Records supplied:

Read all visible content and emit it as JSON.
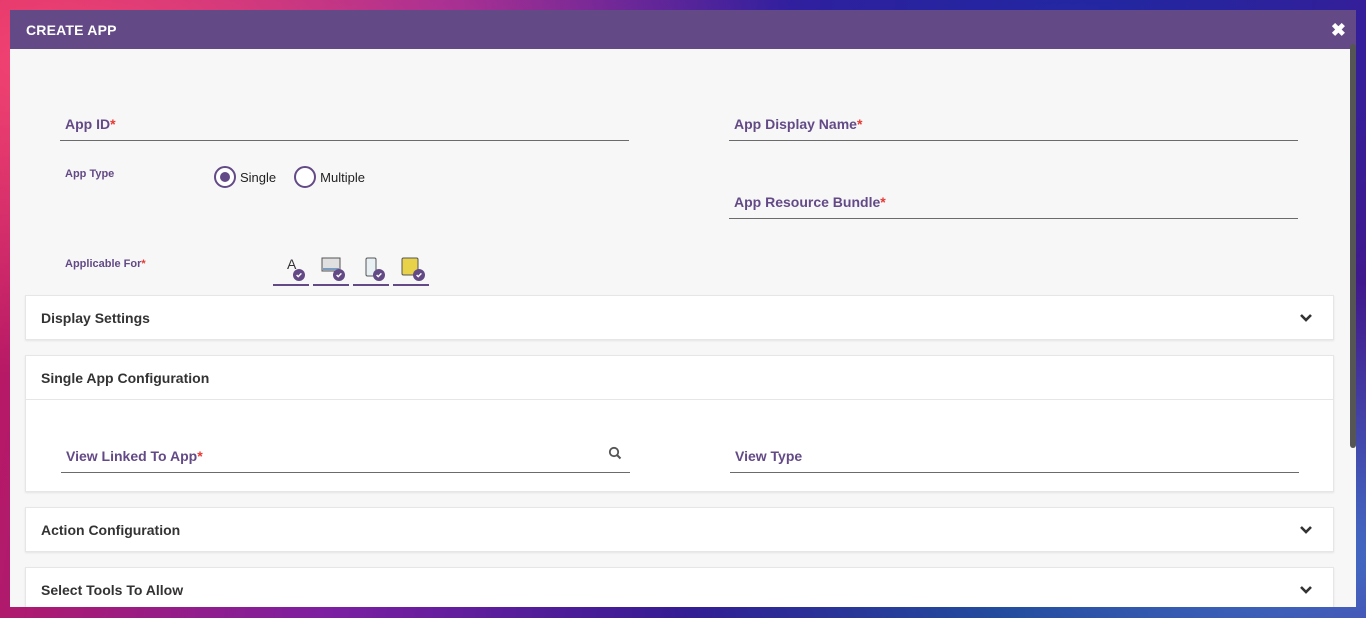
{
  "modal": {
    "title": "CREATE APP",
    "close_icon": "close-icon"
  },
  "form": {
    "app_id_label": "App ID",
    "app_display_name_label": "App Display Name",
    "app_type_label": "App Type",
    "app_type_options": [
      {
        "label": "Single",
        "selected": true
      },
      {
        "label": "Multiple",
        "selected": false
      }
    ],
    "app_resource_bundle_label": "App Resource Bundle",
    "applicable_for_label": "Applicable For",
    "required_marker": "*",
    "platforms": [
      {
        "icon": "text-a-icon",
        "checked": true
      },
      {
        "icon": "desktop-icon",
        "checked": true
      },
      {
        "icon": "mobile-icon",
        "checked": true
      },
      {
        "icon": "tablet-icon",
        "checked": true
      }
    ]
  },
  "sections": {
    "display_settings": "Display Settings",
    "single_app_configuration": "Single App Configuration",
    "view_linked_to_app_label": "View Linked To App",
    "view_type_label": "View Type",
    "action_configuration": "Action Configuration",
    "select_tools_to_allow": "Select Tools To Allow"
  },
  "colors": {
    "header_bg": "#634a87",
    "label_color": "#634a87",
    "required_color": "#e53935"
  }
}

Given exercise: Each record above is to be restated exactly, with its pictures removed from the copy.

Exercise response:
Read all visible content and emit it as JSON.
{
  "modal": {
    "title": "CREATE APP",
    "close_icon": "close-icon"
  },
  "form": {
    "app_id_label": "App ID",
    "app_display_name_label": "App Display Name",
    "app_type_label": "App Type",
    "app_type_options": [
      {
        "label": "Single",
        "selected": true
      },
      {
        "label": "Multiple",
        "selected": false
      }
    ],
    "app_resource_bundle_label": "App Resource Bundle",
    "applicable_for_label": "Applicable For",
    "required_marker": "*",
    "platforms": [
      {
        "icon": "text-a-icon",
        "checked": true
      },
      {
        "icon": "desktop-icon",
        "checked": true
      },
      {
        "icon": "mobile-icon",
        "checked": true
      },
      {
        "icon": "tablet-icon",
        "checked": true
      }
    ]
  },
  "sections": {
    "display_settings": "Display Settings",
    "single_app_configuration": "Single App Configuration",
    "view_linked_to_app_label": "View Linked To App",
    "view_type_label": "View Type",
    "action_configuration": "Action Configuration",
    "select_tools_to_allow": "Select Tools To Allow"
  },
  "colors": {
    "header_bg": "#634a87",
    "label_color": "#634a87",
    "required_color": "#e53935"
  }
}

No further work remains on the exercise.